(Dataset records)

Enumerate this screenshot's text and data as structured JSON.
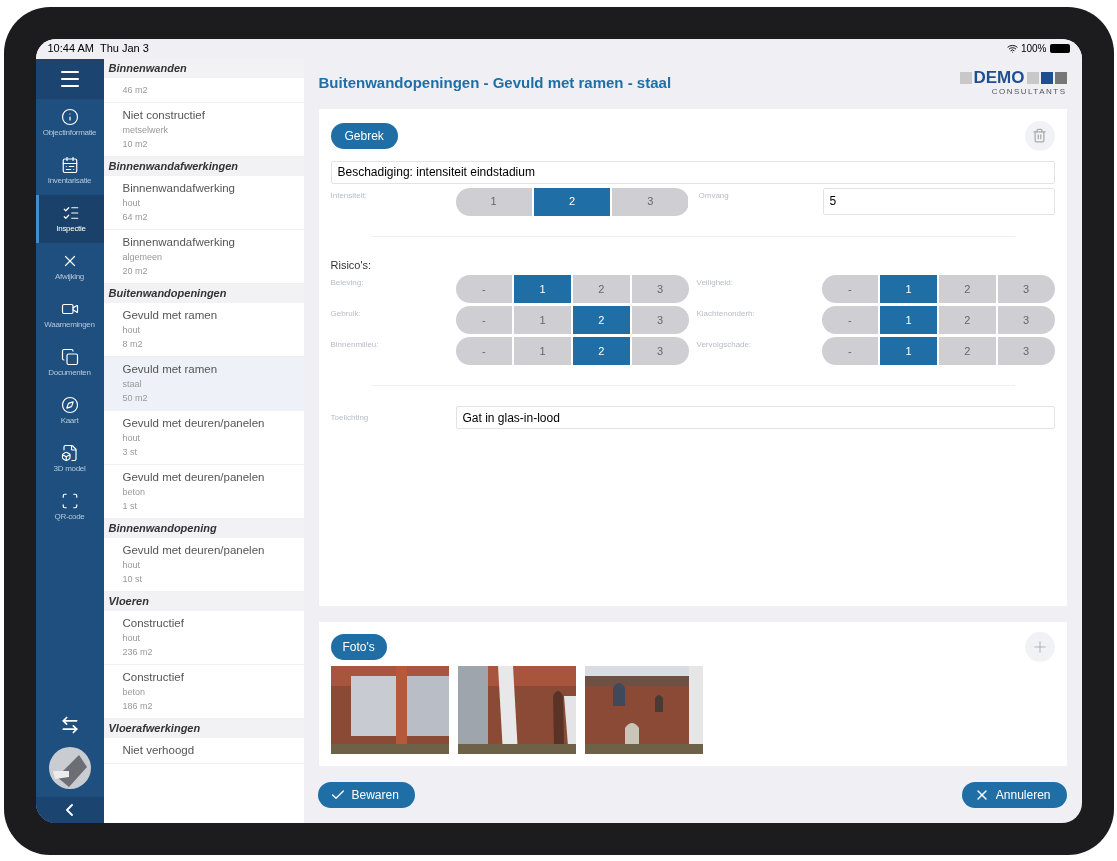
{
  "status_bar": {
    "time": "10:44 AM",
    "date": "Thu Jan 3",
    "battery": "100%"
  },
  "nav": [
    {
      "label": "Objectinformatie",
      "selected": false
    },
    {
      "label": "Inventarisatie",
      "selected": false
    },
    {
      "label": "Inspectie",
      "selected": true
    },
    {
      "label": "Afwijking",
      "selected": false
    },
    {
      "label": "Waarnemingen",
      "selected": false
    },
    {
      "label": "Documenten",
      "selected": false
    },
    {
      "label": "Kaart",
      "selected": false
    },
    {
      "label": "3D model",
      "selected": false
    },
    {
      "label": "QR-code",
      "selected": false
    }
  ],
  "list": [
    {
      "kind": "header",
      "title": "Binnenwanden"
    },
    {
      "kind": "item",
      "lines": [
        "46 m2"
      ],
      "selected": false
    },
    {
      "kind": "item",
      "title": "Niet constructief",
      "lines": [
        "metselwerk",
        "10 m2"
      ],
      "selected": false
    },
    {
      "kind": "header",
      "title": "Binnenwandafwerkingen"
    },
    {
      "kind": "item",
      "title": "Binnenwandafwerking",
      "lines": [
        "hout",
        "64 m2"
      ],
      "selected": false
    },
    {
      "kind": "item",
      "title": "Binnenwandafwerking",
      "lines": [
        "algemeen",
        "20 m2"
      ],
      "selected": false
    },
    {
      "kind": "header",
      "title": "Buitenwandopeningen"
    },
    {
      "kind": "item",
      "title": "Gevuld met ramen",
      "lines": [
        "hout",
        "8 m2"
      ],
      "selected": false
    },
    {
      "kind": "item",
      "title": "Gevuld met ramen",
      "lines": [
        "staal",
        "50 m2"
      ],
      "selected": true
    },
    {
      "kind": "item",
      "title": "Gevuld met deuren/panelen",
      "lines": [
        "hout",
        "3 st"
      ],
      "selected": false
    },
    {
      "kind": "item",
      "title": "Gevuld met deuren/panelen",
      "lines": [
        "beton",
        "1 st"
      ],
      "selected": false
    },
    {
      "kind": "header",
      "title": "Binnenwandopening"
    },
    {
      "kind": "item",
      "title": "Gevuld met deuren/panelen",
      "lines": [
        "hout",
        "10 st"
      ],
      "selected": false
    },
    {
      "kind": "header",
      "title": "Vloeren"
    },
    {
      "kind": "item",
      "title": "Constructief",
      "lines": [
        "hout",
        "236 m2"
      ],
      "selected": false
    },
    {
      "kind": "item",
      "title": "Constructief",
      "lines": [
        "beton",
        "186 m2"
      ],
      "selected": false
    },
    {
      "kind": "header",
      "title": "Vloerafwerkingen"
    },
    {
      "kind": "item",
      "title": "Niet verhoogd",
      "selected": false
    }
  ],
  "title": "Buitenwandopeningen - Gevuld met ramen - staal",
  "logo": {
    "name": "DEMO",
    "sub": "CONSULTANTS"
  },
  "defect": {
    "badge": "Gebrek",
    "description": "Beschadiging: intensiteit eindstadium",
    "intensity": {
      "label": "Intensiteit:",
      "options": [
        {
          "label": "1",
          "selected": false
        },
        {
          "label": "2",
          "selected": true
        },
        {
          "label": "3",
          "selected": false
        }
      ]
    },
    "extent": {
      "label": "Omvang",
      "value": "5"
    },
    "risks_title": "Risico's:",
    "risks": [
      {
        "label": "Beleving:",
        "options": [
          {
            "label": "-",
            "selected": false
          },
          {
            "label": "1",
            "selected": true
          },
          {
            "label": "2",
            "selected": false
          },
          {
            "label": "3",
            "selected": false
          }
        ]
      },
      {
        "label": "Veiligheid:",
        "options": [
          {
            "label": "-",
            "selected": false
          },
          {
            "label": "1",
            "selected": true
          },
          {
            "label": "2",
            "selected": false
          },
          {
            "label": "3",
            "selected": false
          }
        ]
      },
      {
        "label": "Gebruik:",
        "options": [
          {
            "label": "-",
            "selected": false
          },
          {
            "label": "1",
            "selected": false
          },
          {
            "label": "2",
            "selected": true
          },
          {
            "label": "3",
            "selected": false
          }
        ]
      },
      {
        "label": "Klachtenonderh:",
        "options": [
          {
            "label": "-",
            "selected": false
          },
          {
            "label": "1",
            "selected": true
          },
          {
            "label": "2",
            "selected": false
          },
          {
            "label": "3",
            "selected": false
          }
        ]
      },
      {
        "label": "Binnenmilieu:",
        "options": [
          {
            "label": "-",
            "selected": false
          },
          {
            "label": "1",
            "selected": false
          },
          {
            "label": "2",
            "selected": true
          },
          {
            "label": "3",
            "selected": false
          }
        ]
      },
      {
        "label": "Vervolgschade:",
        "options": [
          {
            "label": "-",
            "selected": false
          },
          {
            "label": "1",
            "selected": true
          },
          {
            "label": "2",
            "selected": false
          },
          {
            "label": "3",
            "selected": false
          }
        ]
      }
    ],
    "note": {
      "label": "Toelichting",
      "value": "Gat in glas-in-lood"
    }
  },
  "photos": {
    "badge": "Foto's"
  },
  "actions": {
    "save": "Bewaren",
    "cancel": "Annuleren"
  }
}
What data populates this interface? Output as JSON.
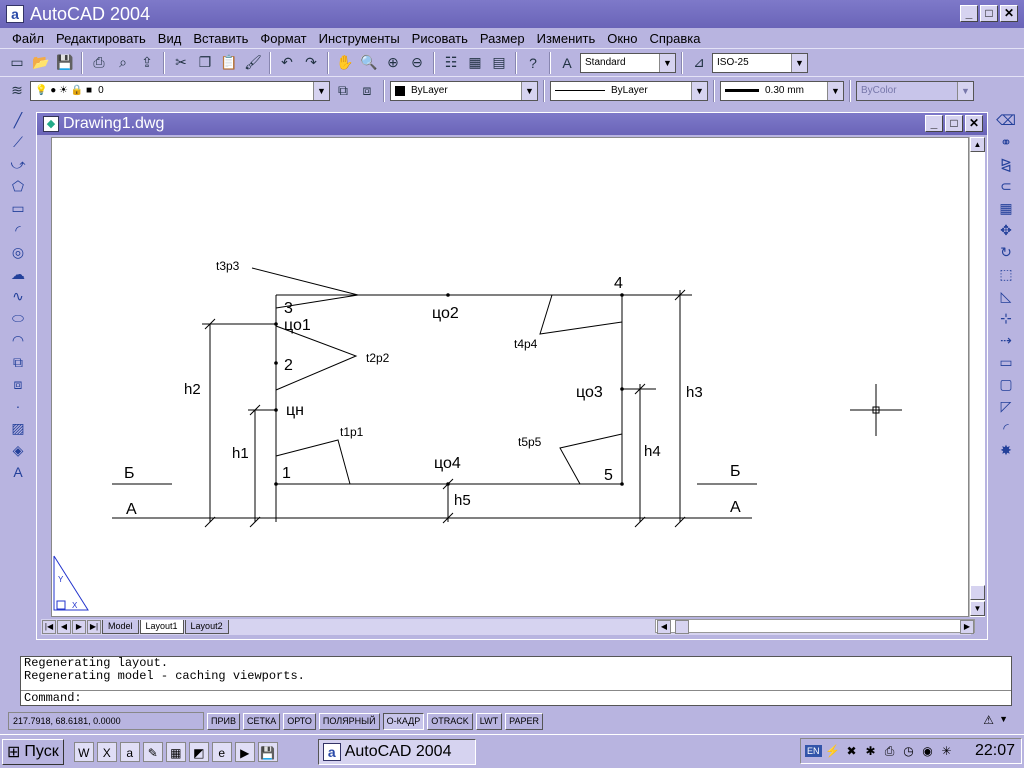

*Work instructions*
Pictures excluded, quote all the data above exactly.

*Result*
Enumerate this screenshot's text and data as structured JSON.
{
  "status_bar": {
    "time": "10:44 AM",
    "date": "Thu Jan 3",
    "battery": "100%"
  },
  "nav": [
    {
      "label": "Objectinformatie",
      "selected": false
    },
    {
      "label": "Inventarisatie",
      "selected": false
    },
    {
      "label": "Inspectie",
      "selected": true
    },
    {
      "label": "Afwijking",
      "selected": false
    },
    {
      "label": "Waarnemingen",
      "selected": false
    },
    {
      "label": "Documenten",
      "selected": false
    },
    {
      "label": "Kaart",
      "selected": false
    },
    {
      "label": "3D model",
      "selected": false
    },
    {
      "label": "QR-code",
      "selected": false
    }
  ],
  "list": [
    {
      "kind": "header",
      "title": "Binnenwanden"
    },
    {
      "kind": "item",
      "lines": [
        "46 m2"
      ],
      "selected": false
    },
    {
      "kind": "item",
      "title": "Niet constructief",
      "lines": [
        "metselwerk",
        "10 m2"
      ],
      "selected": false
    },
    {
      "kind": "header",
      "title": "Binnenwandafwerkingen"
    },
    {
      "kind": "item",
      "title": "Binnenwandafwerking",
      "lines": [
        "hout",
        "64 m2"
      ],
      "selected": false
    },
    {
      "kind": "item",
      "title": "Binnenwandafwerking",
      "lines": [
        "algemeen",
        "20 m2"
      ],
      "selected": false
    },
    {
      "kind": "header",
      "title": "Buitenwandopeningen"
    },
    {
      "kind": "item",
      "title": "Gevuld met ramen",
      "lines": [
        "hout",
        "8 m2"
      ],
      "selected": false
    },
    {
      "kind": "item",
      "title": "Gevuld met ramen",
      "lines": [
        "staal",
        "50 m2"
      ],
      "selected": true
    },
    {
      "kind": "item",
      "title": "Gevuld met deuren/panelen",
      "lines": [
        "hout",
        "3 st"
      ],
      "selected": false
    },
    {
      "kind": "item",
      "title": "Gevuld met deuren/panelen",
      "lines": [
        "beton",
        "1 st"
      ],
      "selected": false
    },
    {
      "kind": "header",
      "title": "Binnenwandopening"
    },
    {
      "kind": "item",
      "title": "Gevuld met deuren/panelen",
      "lines": [
        "hout",
        "10 st"
      ],
      "selected": false
    },
    {
      "kind": "header",
      "title": "Vloeren"
    },
    {
      "kind": "item",
      "title": "Constructief",
      "lines": [
        "hout",
        "236 m2"
      ],
      "selected": false
    },
    {
      "kind": "item",
      "title": "Constructief",
      "lines": [
        "beton",
        "186 m2"
      ],
      "selected": false
    },
    {
      "kind": "header",
      "title": "Vloerafwerkingen"
    },
    {
      "kind": "item",
      "title": "Niet verhoogd",
      "selected": false
    }
  ],
  "title": "Buitenwandopeningen - Gevuld met ramen - staal",
  "logo": {
    "name": "DEMO",
    "sub": "CONSULTANTS"
  },
  "defect": {
    "badge": "Gebrek",
    "description": "Beschadiging: intensiteit eindstadium",
    "intensity": {
      "label": "Intensiteit:",
      "options": [
        {
          "label": "1",
          "selected": false
        },
        {
          "label": "2",
          "selected": true
        },
        {
          "label": "3",
          "selected": false
        }
      ]
    },
    "extent": {
      "label": "Omvang",
      "value": "5"
    },
    "risks_title": "Risico's:",
    "risks": [
      {
        "label": "Beleving:",
        "options": [
          {
            "label": "-",
            "selected": false
          },
          {
            "label": "1",
            "selected": true
          },
          {
            "label": "2",
            "selected": false
          },
          {
            "label": "3",
            "selected": false
          }
        ]
      },
      {
        "label": "Veiligheid:",
        "options": [
          {
            "label": "-",
            "selected": false
          },
          {
            "label": "1",
            "selected": true
          },
          {
            "label": "2",
            "selected": false
          },
          {
            "label": "3",
            "selected": false
          }
        ]
      },
      {
        "label": "Gebruik:",
        "options": [
          {
            "label": "-",
            "selected": false
          },
          {
            "label": "1",
            "selected": false
          },
          {
            "label": "2",
            "selected": true
          },
          {
            "label": "3",
            "selected": false
          }
        ]
      },
      {
        "label": "Klachtenonderh:",
        "options": [
          {
            "label": "-",
            "selected": false
          },
          {
            "label": "1",
            "selected": true
          },
          {
            "label": "2",
            "selected": false
          },
          {
            "label": "3",
            "selected": false
          }
        ]
      },
      {
        "label": "Binnenmilieu:",
        "options": [
          {
            "label": "-",
            "selected": false
          },
          {
            "label": "1",
            "selected": false
          },
          {
            "label": "2",
            "selected": true
          },
          {
            "label": "3",
            "selected": false
          }
        ]
      },
      {
        "label": "Vervolgschade:",
        "options": [
          {
            "label": "-",
            "selected": false
          },
          {
            "label": "1",
            "selected": true
          },
          {
            "label": "2",
            "selected": false
          },
          {
            "label": "3",
            "selected": false
          }
        ]
      }
    ],
    "note": {
      "label": "Toelichting",
      "value": "Gat in glas-in-lood"
    }
  },
  "photos": {
    "badge": "Foto's"
  },
  "actions": {
    "save": "Bewaren",
    "cancel": "Annuleren"
  }
}
What data populates this interface? Output as JSON.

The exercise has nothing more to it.